--- START EXTRACTED INFORMATION ---

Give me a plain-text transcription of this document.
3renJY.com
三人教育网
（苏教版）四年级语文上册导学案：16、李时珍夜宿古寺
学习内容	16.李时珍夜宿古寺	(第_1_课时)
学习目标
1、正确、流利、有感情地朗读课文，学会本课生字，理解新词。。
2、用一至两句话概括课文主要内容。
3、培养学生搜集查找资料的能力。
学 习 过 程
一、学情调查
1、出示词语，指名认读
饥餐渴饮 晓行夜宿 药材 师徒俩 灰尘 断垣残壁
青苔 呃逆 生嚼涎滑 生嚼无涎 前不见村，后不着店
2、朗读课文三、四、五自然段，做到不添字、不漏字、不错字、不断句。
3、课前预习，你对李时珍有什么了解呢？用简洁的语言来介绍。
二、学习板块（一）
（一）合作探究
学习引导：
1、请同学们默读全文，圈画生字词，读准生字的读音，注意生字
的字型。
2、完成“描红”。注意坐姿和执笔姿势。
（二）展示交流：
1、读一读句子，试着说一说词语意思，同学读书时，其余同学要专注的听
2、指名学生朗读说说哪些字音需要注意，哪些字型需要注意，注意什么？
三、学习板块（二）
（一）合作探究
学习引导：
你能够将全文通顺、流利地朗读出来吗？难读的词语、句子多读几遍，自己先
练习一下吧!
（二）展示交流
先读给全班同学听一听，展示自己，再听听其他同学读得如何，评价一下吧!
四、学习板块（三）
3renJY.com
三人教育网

--- END EXTRACTED INFORMATION ---

Read through the entries and copy each line in which "李时珍夜宿古寺" appears.

（苏教版）四年级语文上册导学案：16、李时珍夜宿古寺
学习内容	16.李时珍夜宿古寺	(第_1_课时)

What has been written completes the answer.